Exercise details: Leaving out all images, write out the records that follow exactly.

Input for this task:
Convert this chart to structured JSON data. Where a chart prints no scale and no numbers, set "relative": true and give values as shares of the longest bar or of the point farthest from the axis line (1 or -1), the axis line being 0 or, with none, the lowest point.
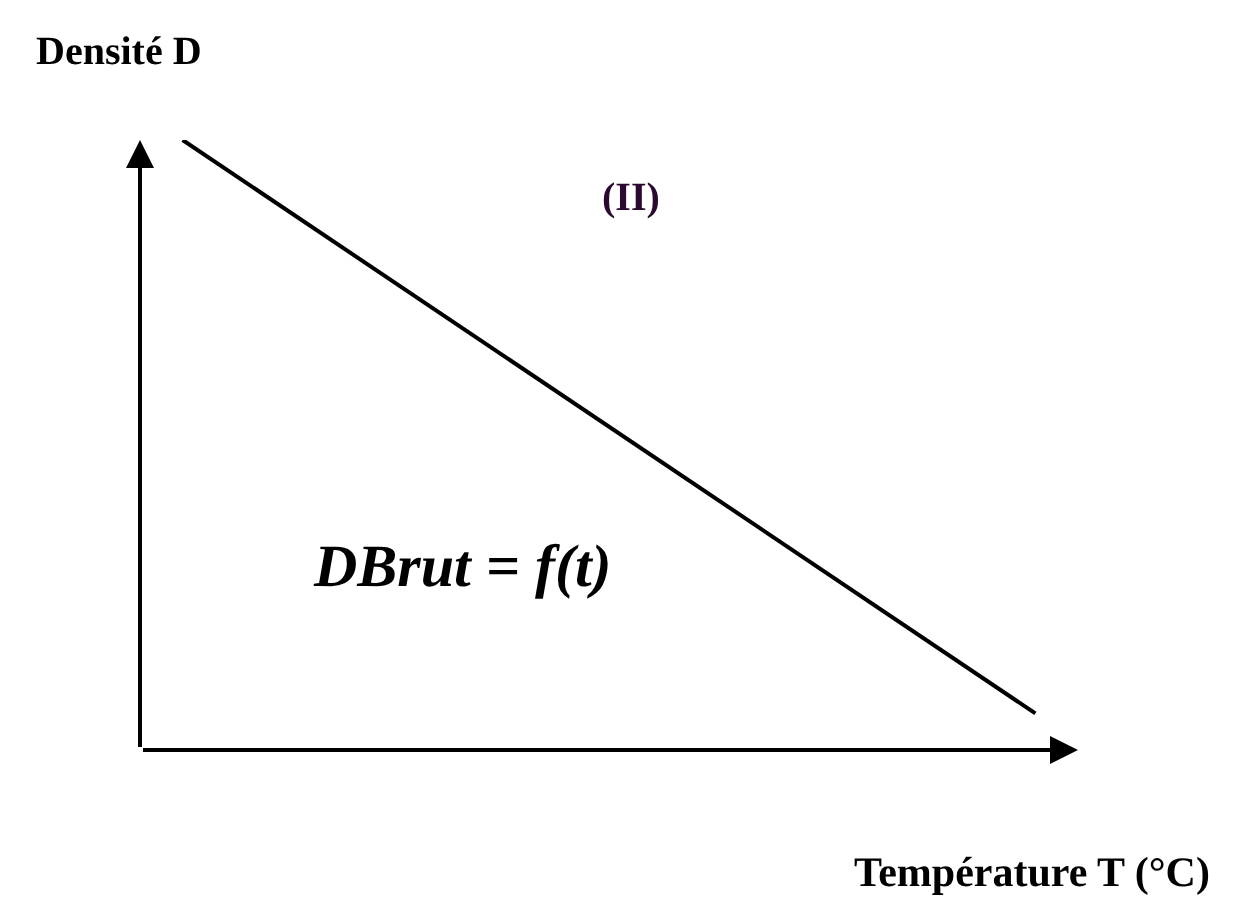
{
  "chart_data": {
    "type": "line",
    "relative": true,
    "xlabel": "Température T (°C)",
    "ylabel": "Densité D",
    "categories": [
      null,
      null,
      null,
      null,
      null,
      null,
      null,
      null,
      null,
      null,
      null,
      null,
      null,
      null,
      null,
      null,
      null,
      null,
      null,
      null,
      null,
      null,
      null
    ],
    "series": [
      {
        "color": "#000000",
        "values": [
          null,
          1,
          null,
          null,
          null,
          null,
          null,
          null,
          null,
          null,
          null,
          null,
          null,
          null,
          null,
          null,
          null,
          null,
          null,
          null,
          null,
          0.06,
          null
        ]
      }
    ],
    "annotations": [
      "(II)",
      "DBrut = f(t)"
    ],
    "marker": "none",
    "line_style": "solid"
  }
}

Exercise answer:
Convert this chart to structured JSON data. Where a chart prints no scale and no numbers, set "relative": true and give values as shares of the longest bar or of the point farthest from the axis line (1 or -1), the axis line being 0 or, with none, the lowest point.
{
  "chart_data": {
    "type": "line",
    "relative": true,
    "xlabel": "Température T (°C)",
    "ylabel": "Densité D",
    "categories": [
      null,
      null,
      null,
      null,
      null,
      null,
      null,
      null,
      null,
      null,
      null,
      null,
      null,
      null,
      null,
      null,
      null,
      null,
      null,
      null,
      null,
      null,
      null
    ],
    "series": [
      {
        "color": "#000000",
        "values": [
          null,
          1,
          null,
          null,
          null,
          null,
          null,
          null,
          null,
          null,
          null,
          null,
          null,
          null,
          null,
          null,
          null,
          null,
          null,
          null,
          null,
          0.06,
          null
        ]
      }
    ],
    "annotations": [
      "(II)",
      "DBrut = f(t)"
    ],
    "marker": "none",
    "line_style": "solid"
  }
}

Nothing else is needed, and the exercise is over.